SUPPLIED MATERIAL >>

#####

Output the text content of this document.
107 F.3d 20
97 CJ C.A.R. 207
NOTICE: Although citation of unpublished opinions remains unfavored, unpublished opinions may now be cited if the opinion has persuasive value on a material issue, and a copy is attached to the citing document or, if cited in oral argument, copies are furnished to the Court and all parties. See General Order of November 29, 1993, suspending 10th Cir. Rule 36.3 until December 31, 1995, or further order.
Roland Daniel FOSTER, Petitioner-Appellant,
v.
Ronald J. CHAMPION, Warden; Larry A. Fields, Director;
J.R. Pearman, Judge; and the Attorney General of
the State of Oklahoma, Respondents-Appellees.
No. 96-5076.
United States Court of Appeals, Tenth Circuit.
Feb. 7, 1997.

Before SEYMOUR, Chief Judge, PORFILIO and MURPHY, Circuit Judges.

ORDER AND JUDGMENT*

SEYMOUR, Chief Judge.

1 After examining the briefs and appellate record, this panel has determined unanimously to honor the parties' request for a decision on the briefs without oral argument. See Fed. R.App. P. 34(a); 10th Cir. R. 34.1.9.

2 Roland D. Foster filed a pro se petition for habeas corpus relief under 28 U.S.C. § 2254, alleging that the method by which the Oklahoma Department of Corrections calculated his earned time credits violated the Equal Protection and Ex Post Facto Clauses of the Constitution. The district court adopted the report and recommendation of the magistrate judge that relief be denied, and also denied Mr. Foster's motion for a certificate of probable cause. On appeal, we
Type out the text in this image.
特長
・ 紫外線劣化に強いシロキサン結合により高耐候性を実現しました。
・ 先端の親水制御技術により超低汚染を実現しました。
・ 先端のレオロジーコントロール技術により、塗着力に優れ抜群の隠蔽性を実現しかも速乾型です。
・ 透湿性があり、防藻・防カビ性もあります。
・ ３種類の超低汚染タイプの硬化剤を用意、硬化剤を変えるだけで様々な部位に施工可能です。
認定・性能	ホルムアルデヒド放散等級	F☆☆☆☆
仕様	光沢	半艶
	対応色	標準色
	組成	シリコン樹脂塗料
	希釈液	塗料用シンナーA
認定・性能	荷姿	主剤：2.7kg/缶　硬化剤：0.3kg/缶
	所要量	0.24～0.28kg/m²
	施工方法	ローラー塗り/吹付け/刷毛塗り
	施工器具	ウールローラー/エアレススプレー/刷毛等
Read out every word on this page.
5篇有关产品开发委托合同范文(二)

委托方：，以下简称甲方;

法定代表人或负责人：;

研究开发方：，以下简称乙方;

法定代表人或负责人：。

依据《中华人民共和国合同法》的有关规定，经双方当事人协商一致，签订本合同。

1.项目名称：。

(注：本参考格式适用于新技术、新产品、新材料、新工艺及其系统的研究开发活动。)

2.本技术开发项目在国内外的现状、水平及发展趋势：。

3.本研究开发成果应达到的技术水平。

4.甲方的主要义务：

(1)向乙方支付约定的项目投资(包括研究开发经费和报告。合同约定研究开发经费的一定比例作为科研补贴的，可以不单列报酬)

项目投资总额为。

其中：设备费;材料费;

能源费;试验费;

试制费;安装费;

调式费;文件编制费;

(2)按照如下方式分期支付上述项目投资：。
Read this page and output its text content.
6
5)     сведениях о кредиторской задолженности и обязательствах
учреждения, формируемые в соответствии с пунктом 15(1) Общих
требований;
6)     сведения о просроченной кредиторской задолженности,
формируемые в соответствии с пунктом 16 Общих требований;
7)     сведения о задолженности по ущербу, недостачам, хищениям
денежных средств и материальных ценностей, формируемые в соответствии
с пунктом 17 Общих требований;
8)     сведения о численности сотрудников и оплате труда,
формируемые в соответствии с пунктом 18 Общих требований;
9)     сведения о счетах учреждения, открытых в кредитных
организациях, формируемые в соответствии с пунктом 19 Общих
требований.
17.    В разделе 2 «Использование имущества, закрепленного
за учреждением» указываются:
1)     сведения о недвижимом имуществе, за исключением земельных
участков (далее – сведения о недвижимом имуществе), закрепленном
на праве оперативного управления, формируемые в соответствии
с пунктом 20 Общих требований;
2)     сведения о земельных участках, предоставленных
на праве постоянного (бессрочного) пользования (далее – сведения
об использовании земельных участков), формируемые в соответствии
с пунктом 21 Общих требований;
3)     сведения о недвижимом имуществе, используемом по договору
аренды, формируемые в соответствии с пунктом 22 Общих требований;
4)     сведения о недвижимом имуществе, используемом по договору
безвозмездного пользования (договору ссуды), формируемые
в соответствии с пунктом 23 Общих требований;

#####

TASK OBJECTIVE >>
Output all of the data again. Match it exactly.

EXERCISE ANSWER >>
Output the text content of this document.
107 F.3d 20
97 CJ C.A.R. 207
NOTICE: Although citation of unpublished opinions remains unfavored, unpublished opinions may now be cited if the opinion has persuasive value on a material issue, and a copy is attached to the citing document or, if cited in oral argument, copies are furnished to the Court and all parties. See General Order of November 29, 1993, suspending 10th Cir. Rule 36.3 until December 31, 1995, or further order.
Roland Daniel FOSTER, Petitioner-Appellant,
v.
Ronald J. CHAMPION, Warden; Larry A. Fields, Director;
J.R. Pearman, Judge; and the Attorney General of
the State of Oklahoma, Respondents-Appellees.
No. 96-5076.
United States Court of Appeals, Tenth Circuit.
Feb. 7, 1997.

Before SEYMOUR, Chief Judge, PORFILIO and MURPHY, Circuit Judges.

ORDER AND JUDGMENT*

SEYMOUR, Chief Judge.

1 After examining the briefs and appellate record, this panel has determined unanimously to honor the parties' request for a decision on the briefs without oral argument. See Fed. R.App. P. 34(a); 10th Cir. R. 34.1.9.

2 Roland D. Foster filed a pro se petition for habeas corpus relief under 28 U.S.C. § 2254, alleging that the method by which the Oklahoma Department of Corrections calculated his earned time credits violated the Equal Protection and Ex Post Facto Clauses of the Constitution. The district court adopted the report and recommendation of the magistrate judge that relief be denied, and also denied Mr. Foster's motion for a certificate of probable cause. On appeal, we
Type out the text in this image.
特長
・ 紫外線劣化に強いシロキサン結合により高耐候性を実現しました。
・ 先端の親水制御技術により超低汚染を実現しました。
・ 先端のレオロジーコントロール技術により、塗着力に優れ抜群の隠蔽性を実現しかも速乾型です。
・ 透湿性があり、防藻・防カビ性もあります。
・ ３種類の超低汚染タイプの硬化剤を用意、硬化剤を変えるだけで様々な部位に施工可能です。
認定・性能	ホルムアルデヒド放散等級	F☆☆☆☆
仕様	光沢	半艶
	対応色	標準色
	組成	シリコン樹脂塗料
	希釈液	塗料用シンナーA
認定・性能	荷姿	主剤：2.7kg/缶　硬化剤：0.3kg/缶
	所要量	0.24～0.28kg/m²
	施工方法	ローラー塗り/吹付け/刷毛塗り
	施工器具	ウールローラー/エアレススプレー/刷毛等
Read out every word on this page.
5篇有关产品开发委托合同范文(二)

委托方：，以下简称甲方;

法定代表人或负责人：;

研究开发方：，以下简称乙方;

法定代表人或负责人：。

依据《中华人民共和国合同法》的有关规定，经双方当事人协商一致，签订本合同。

1.项目名称：。

(注：本参考格式适用于新技术、新产品、新材料、新工艺及其系统的研究开发活动。)

2.本技术开发项目在国内外的现状、水平及发展趋势：。

3.本研究开发成果应达到的技术水平。

4.甲方的主要义务：

(1)向乙方支付约定的项目投资(包括研究开发经费和报告。合同约定研究开发经费的一定比例作为科研补贴的，可以不单列报酬)

项目投资总额为。

其中：设备费;材料费;

能源费;试验费;

试制费;安装费;

调式费;文件编制费;

(2)按照如下方式分期支付上述项目投资：。
Read this page and output its text content.
6
5)     сведениях о кредиторской задолженности и обязательствах
учреждения, формируемые в соответствии с пунктом 15(1) Общих
требований;
6)     сведения о просроченной кредиторской задолженности,
формируемые в соответствии с пунктом 16 Общих требований;
7)     сведения о задолженности по ущербу, недостачам, хищениям
денежных средств и материальных ценностей, формируемые в соответствии
с пунктом 17 Общих требований;
8)     сведения о численности сотрудников и оплате труда,
формируемые в соответствии с пунктом 18 Общих требований;
9)     сведения о счетах учреждения, открытых в кредитных
организациях, формируемые в соответствии с пунктом 19 Общих
требований.
17.    В разделе 2 «Использование имущества, закрепленного
за учреждением» указываются:
1)     сведения о недвижимом имуществе, за исключением земельных
участков (далее – сведения о недвижимом имуществе), закрепленном
на праве оперативного управления, формируемые в соответствии
с пунктом 20 Общих требований;
2)     сведения о земельных участках, предоставленных
на праве постоянного (бессрочного) пользования (далее – сведения
об использовании земельных участков), формируемые в соответствии
с пунктом 21 Общих требований;
3)     сведения о недвижимом имуществе, используемом по договору
аренды, формируемые в соответствии с пунктом 22 Общих требований;
4)     сведения о недвижимом имуществе, используемом по договору
безвозмездного пользования (договору ссуды), формируемые
в соответствии с пунктом 23 Общих требований;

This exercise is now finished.